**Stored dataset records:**
[Begin]

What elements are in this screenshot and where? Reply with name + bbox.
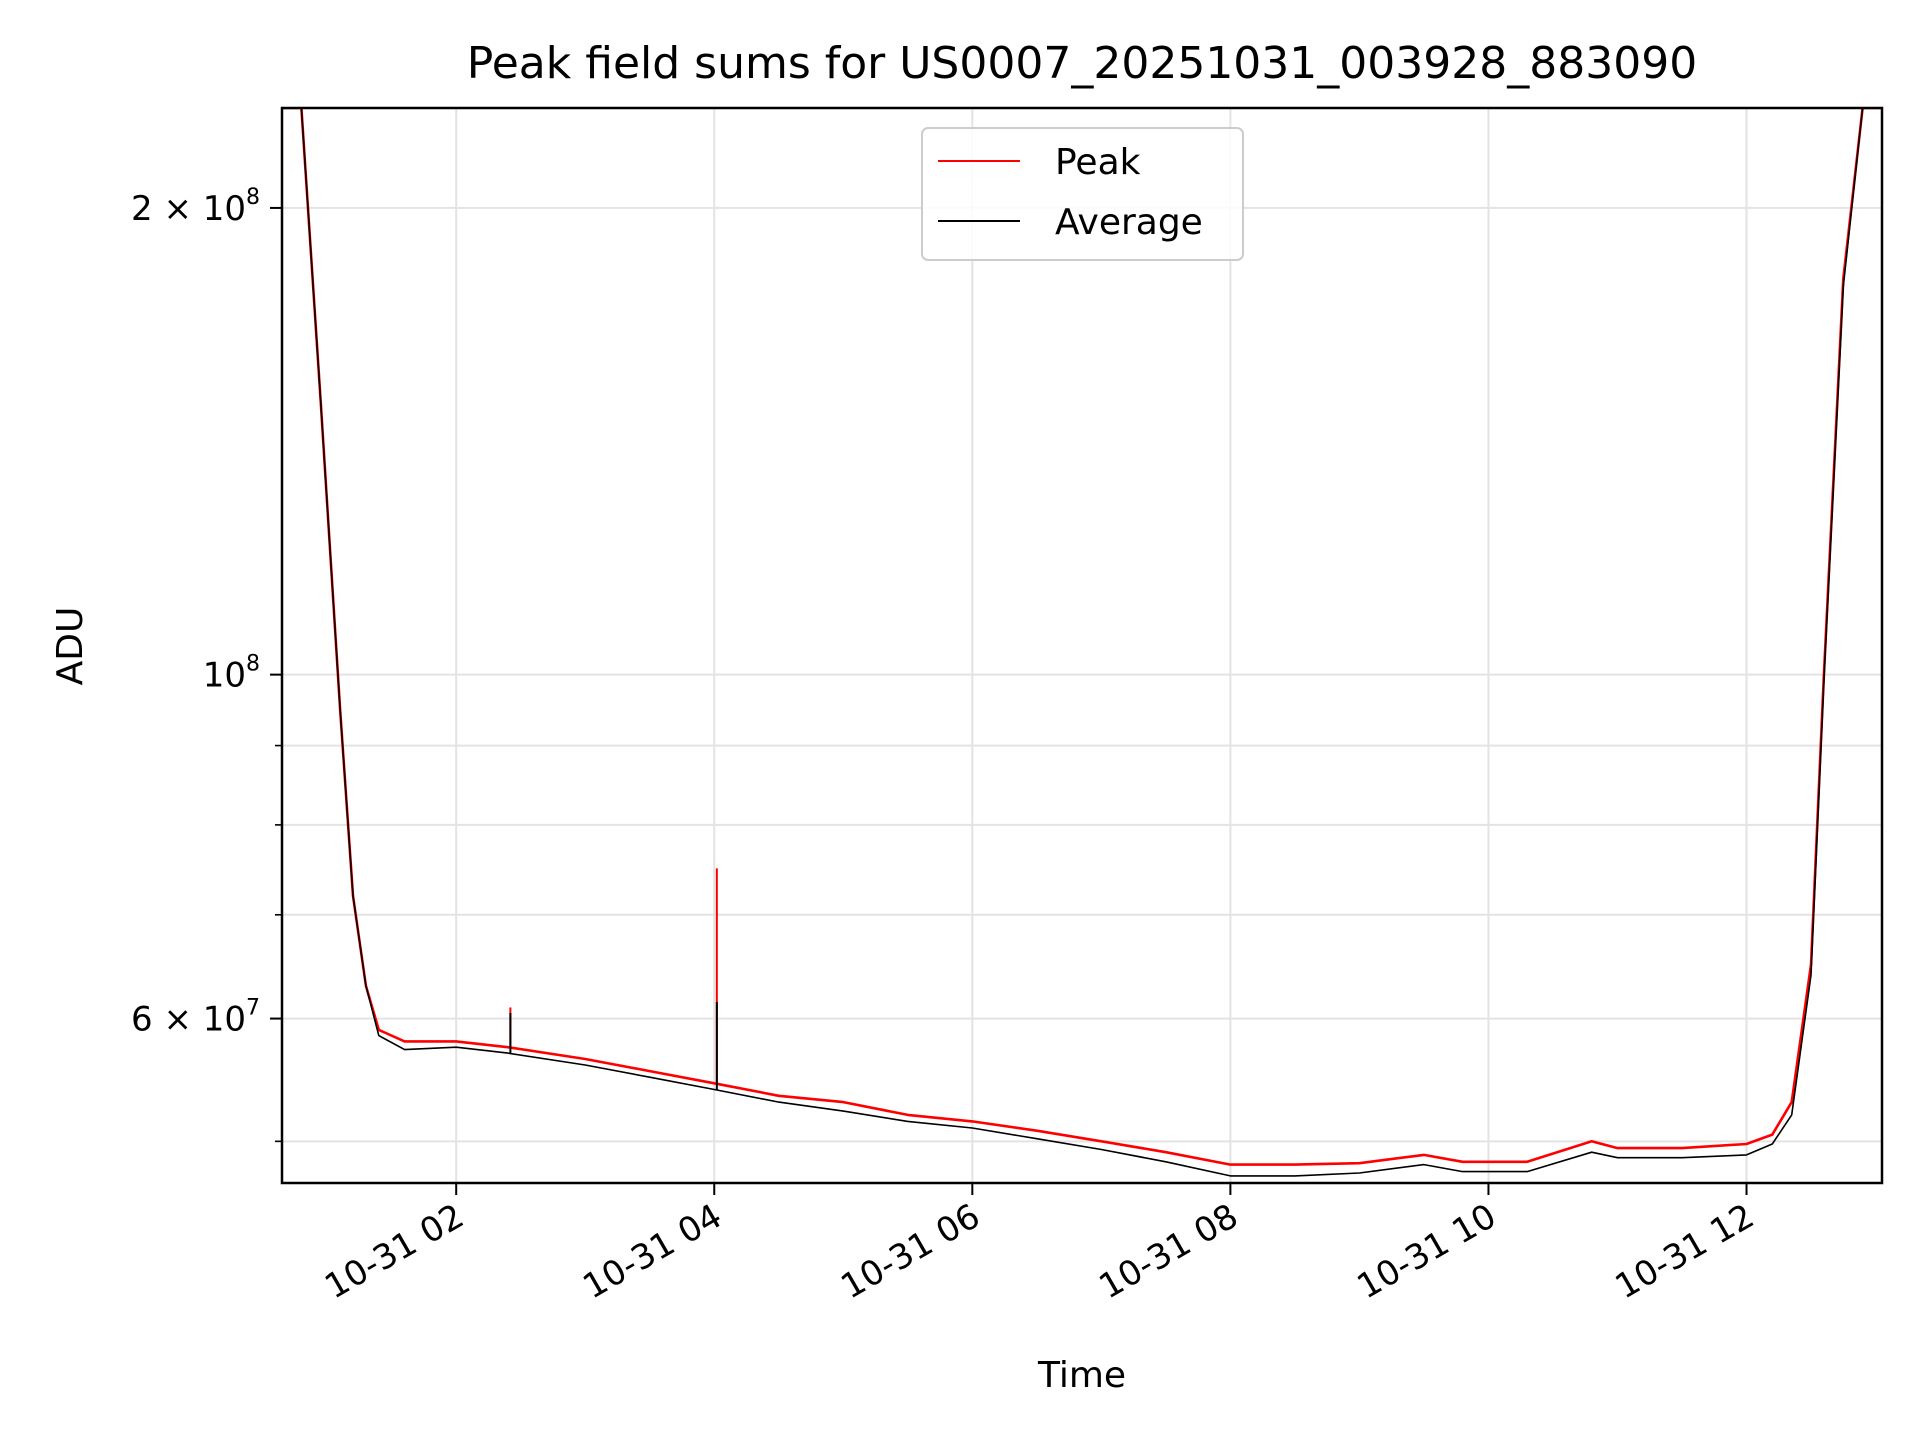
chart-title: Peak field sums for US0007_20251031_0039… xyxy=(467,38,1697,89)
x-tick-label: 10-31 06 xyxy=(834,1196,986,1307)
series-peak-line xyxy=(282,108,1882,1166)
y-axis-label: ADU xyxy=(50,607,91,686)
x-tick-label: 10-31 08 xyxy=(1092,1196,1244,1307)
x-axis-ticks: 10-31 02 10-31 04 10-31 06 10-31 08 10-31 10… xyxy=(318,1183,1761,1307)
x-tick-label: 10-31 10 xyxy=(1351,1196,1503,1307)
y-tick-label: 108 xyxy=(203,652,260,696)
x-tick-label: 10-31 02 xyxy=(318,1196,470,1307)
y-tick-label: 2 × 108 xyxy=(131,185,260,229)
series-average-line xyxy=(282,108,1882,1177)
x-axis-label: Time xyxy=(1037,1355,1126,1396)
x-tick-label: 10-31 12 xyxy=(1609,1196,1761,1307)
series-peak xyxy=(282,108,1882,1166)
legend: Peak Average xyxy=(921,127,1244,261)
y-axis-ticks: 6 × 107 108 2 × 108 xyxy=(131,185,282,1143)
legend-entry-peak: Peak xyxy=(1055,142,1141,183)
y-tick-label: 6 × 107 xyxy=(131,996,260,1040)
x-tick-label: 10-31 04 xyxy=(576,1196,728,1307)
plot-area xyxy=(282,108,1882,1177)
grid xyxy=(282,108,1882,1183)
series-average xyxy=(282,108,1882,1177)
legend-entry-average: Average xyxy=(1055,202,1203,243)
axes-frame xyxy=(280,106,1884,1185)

[End]

**WORK TO BE COMPLETED:**
Reproduce every line of the records above word for word, but omit the pictures.

**WORKED ANSWER:**
What elements are in this screenshot and where? Reply with name + bbox.
chart-title: Peak field sums for US0007_20251031_0039… xyxy=(467,38,1697,89)
x-tick-label: 10-31 06 xyxy=(834,1196,986,1307)
series-peak-line xyxy=(282,108,1882,1166)
y-axis-label: ADU xyxy=(50,607,91,686)
x-tick-label: 10-31 08 xyxy=(1092,1196,1244,1307)
x-axis-ticks: 10-31 02 10-31 04 10-31 06 10-31 08 10-31 10… xyxy=(318,1183,1761,1307)
x-tick-label: 10-31 10 xyxy=(1351,1196,1503,1307)
y-tick-label: 108 xyxy=(203,652,260,696)
x-tick-label: 10-31 02 xyxy=(318,1196,470,1307)
y-tick-label: 2 × 108 xyxy=(131,185,260,229)
series-average-line xyxy=(282,108,1882,1177)
x-axis-label: Time xyxy=(1037,1355,1126,1396)
x-tick-label: 10-31 12 xyxy=(1609,1196,1761,1307)
series-peak xyxy=(282,108,1882,1166)
legend: Peak Average xyxy=(921,127,1244,261)
y-axis-ticks: 6 × 107 108 2 × 108 xyxy=(131,185,282,1143)
legend-entry-peak: Peak xyxy=(1055,142,1141,183)
y-tick-label: 6 × 107 xyxy=(131,996,260,1040)
x-tick-label: 10-31 04 xyxy=(576,1196,728,1307)
plot-area xyxy=(282,108,1882,1177)
grid xyxy=(282,108,1882,1183)
series-average xyxy=(282,108,1882,1177)
legend-entry-average: Average xyxy=(1055,202,1203,243)
axes-frame xyxy=(280,106,1884,1185)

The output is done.